[Dataset listings of figures]
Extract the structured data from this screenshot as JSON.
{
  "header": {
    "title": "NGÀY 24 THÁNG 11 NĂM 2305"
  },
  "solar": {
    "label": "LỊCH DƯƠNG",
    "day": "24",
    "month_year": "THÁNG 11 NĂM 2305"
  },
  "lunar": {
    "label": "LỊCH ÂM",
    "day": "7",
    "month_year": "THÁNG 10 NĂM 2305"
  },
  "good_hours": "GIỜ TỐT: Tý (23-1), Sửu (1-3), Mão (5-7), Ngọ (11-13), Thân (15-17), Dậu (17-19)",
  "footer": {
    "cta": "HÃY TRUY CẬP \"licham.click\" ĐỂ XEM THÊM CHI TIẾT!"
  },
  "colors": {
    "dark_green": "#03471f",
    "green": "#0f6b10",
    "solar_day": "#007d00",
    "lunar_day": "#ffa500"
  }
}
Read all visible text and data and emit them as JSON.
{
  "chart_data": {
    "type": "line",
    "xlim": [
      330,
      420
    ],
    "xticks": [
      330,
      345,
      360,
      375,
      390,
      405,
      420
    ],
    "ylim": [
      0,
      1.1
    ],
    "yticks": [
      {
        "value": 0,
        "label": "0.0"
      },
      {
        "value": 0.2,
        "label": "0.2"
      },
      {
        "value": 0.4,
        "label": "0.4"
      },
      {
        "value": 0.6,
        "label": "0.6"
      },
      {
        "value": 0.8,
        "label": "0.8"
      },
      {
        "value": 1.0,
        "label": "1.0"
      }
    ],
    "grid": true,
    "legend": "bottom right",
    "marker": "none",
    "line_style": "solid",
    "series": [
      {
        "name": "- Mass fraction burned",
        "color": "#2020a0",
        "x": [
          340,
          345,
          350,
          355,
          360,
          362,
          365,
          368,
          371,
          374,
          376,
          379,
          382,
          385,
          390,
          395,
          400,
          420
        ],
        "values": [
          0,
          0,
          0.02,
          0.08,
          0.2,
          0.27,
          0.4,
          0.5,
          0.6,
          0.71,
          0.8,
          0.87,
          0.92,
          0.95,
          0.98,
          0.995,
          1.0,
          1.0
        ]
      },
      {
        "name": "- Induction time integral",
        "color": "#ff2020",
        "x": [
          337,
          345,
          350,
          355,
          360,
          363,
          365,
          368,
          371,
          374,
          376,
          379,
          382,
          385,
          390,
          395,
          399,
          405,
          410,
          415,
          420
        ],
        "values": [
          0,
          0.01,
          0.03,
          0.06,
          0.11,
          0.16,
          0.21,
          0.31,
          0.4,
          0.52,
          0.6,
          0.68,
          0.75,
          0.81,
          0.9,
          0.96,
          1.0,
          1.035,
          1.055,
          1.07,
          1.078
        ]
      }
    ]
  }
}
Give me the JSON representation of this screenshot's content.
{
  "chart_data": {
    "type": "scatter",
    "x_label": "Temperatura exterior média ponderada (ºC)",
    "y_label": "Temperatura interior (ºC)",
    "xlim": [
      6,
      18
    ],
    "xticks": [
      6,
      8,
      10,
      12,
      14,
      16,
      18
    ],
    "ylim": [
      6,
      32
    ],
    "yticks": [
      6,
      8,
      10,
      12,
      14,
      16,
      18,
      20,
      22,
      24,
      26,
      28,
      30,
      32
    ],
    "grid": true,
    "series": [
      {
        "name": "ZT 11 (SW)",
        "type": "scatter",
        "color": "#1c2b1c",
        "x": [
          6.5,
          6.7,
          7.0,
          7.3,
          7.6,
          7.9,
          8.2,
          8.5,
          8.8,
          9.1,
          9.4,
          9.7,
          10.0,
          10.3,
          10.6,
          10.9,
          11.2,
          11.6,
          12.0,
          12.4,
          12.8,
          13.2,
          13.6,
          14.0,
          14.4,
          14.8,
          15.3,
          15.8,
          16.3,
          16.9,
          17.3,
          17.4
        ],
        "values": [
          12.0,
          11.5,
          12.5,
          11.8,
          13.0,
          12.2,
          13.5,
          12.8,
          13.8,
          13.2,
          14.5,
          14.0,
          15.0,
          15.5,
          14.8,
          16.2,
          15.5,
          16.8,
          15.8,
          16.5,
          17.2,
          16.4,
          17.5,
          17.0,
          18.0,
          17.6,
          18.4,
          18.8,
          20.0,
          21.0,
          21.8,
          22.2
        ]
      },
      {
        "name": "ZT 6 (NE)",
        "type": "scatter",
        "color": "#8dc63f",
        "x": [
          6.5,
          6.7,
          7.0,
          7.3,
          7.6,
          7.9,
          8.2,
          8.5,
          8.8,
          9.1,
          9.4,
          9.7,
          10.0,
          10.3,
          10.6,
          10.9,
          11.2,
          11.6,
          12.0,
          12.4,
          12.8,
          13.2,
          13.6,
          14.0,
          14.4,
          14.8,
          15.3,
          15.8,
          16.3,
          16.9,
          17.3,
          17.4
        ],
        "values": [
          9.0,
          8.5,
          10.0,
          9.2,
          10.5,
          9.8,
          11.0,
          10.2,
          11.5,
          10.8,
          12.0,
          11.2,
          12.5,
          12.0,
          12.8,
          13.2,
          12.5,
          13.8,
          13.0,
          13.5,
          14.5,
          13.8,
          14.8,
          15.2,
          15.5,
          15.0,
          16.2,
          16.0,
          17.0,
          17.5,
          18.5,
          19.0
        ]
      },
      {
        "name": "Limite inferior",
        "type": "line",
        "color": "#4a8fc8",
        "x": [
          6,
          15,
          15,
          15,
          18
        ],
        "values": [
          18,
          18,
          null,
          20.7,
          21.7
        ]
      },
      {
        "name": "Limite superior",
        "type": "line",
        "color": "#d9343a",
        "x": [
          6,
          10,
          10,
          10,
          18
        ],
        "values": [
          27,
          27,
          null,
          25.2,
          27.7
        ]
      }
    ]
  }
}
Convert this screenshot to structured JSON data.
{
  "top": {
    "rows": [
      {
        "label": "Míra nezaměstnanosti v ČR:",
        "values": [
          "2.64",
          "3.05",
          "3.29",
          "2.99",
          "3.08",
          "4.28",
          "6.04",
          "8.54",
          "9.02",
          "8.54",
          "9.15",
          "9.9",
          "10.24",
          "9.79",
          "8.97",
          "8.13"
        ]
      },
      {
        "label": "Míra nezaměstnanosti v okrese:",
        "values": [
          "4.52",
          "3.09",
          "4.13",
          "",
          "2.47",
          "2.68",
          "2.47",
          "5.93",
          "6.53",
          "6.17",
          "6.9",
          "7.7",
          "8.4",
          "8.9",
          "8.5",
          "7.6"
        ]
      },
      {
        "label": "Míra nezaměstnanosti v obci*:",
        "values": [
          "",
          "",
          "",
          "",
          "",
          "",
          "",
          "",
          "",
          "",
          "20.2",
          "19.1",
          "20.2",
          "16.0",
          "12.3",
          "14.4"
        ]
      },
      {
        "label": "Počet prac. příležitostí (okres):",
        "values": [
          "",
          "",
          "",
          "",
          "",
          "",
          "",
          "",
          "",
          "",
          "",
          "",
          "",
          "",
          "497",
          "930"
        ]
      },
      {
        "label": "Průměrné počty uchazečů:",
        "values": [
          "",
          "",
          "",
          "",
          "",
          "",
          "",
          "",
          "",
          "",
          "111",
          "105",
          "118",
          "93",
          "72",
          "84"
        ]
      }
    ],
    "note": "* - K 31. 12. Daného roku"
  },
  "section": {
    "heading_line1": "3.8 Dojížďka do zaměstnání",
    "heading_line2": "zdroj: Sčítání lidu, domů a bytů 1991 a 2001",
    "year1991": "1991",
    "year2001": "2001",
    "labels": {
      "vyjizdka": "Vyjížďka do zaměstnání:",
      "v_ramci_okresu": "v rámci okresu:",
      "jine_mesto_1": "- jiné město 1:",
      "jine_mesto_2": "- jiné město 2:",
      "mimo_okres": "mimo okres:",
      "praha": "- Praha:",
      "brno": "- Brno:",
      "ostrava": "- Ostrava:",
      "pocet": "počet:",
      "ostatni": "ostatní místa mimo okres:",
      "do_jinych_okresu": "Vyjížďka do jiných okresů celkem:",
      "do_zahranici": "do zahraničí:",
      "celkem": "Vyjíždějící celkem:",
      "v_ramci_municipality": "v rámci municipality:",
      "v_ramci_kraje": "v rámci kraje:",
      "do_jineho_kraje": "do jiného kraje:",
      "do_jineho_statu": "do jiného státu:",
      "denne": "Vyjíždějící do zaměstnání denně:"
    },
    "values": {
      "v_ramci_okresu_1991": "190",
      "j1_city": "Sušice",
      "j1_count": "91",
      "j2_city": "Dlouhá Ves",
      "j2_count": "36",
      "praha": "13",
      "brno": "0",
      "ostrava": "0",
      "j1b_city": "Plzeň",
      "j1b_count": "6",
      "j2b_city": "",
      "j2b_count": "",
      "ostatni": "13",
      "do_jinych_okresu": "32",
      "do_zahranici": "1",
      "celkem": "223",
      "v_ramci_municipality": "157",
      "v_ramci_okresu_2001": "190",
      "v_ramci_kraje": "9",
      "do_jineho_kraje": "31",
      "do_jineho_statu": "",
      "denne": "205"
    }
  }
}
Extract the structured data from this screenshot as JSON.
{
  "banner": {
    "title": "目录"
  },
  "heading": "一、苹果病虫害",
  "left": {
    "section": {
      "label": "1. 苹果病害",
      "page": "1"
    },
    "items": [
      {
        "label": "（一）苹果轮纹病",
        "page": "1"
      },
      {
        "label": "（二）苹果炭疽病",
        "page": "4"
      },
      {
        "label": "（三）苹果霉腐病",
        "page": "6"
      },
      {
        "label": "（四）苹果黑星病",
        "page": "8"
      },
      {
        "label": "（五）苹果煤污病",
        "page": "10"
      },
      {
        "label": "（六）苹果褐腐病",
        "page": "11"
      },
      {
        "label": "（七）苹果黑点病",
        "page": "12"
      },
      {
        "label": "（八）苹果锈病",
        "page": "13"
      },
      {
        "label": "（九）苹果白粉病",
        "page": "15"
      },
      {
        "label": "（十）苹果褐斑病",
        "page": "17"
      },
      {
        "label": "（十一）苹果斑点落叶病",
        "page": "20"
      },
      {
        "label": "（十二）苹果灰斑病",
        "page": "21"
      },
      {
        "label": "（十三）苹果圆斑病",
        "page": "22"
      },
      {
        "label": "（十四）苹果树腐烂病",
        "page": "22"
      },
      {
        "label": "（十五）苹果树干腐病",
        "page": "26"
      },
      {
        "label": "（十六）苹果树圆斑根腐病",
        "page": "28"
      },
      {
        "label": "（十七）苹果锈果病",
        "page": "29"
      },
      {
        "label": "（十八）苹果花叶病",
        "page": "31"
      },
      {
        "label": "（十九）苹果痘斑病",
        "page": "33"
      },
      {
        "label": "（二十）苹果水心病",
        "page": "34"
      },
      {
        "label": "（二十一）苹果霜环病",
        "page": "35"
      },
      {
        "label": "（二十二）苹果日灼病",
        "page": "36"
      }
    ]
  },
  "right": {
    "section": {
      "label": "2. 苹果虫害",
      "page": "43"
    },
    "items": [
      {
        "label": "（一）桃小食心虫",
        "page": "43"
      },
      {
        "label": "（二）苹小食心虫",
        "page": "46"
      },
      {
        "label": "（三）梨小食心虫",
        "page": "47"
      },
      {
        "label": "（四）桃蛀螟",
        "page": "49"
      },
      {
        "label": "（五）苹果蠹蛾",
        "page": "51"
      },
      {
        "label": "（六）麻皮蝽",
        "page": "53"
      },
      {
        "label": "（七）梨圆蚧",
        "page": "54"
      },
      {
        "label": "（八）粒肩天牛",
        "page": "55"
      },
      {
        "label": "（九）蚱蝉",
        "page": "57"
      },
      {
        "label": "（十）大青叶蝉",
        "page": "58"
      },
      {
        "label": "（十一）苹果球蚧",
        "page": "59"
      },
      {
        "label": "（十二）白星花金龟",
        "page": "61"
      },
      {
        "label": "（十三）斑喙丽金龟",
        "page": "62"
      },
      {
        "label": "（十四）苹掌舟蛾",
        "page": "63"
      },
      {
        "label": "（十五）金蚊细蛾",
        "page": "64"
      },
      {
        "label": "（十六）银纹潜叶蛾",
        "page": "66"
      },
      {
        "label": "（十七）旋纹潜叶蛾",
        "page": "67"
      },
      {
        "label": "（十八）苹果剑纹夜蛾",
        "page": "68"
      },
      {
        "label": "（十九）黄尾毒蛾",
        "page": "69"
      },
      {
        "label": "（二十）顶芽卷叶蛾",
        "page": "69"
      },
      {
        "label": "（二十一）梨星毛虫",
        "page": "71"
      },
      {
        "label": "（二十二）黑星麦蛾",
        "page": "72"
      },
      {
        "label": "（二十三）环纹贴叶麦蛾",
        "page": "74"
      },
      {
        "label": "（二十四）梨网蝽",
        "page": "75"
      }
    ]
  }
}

**OBJECTIVE**
Pick out lines containing the word "denne", each one as written.

**FINISHED EXERCISE**
      "denne": "Vyjíždějící do zaměstnání denně:"
      "denne": "205"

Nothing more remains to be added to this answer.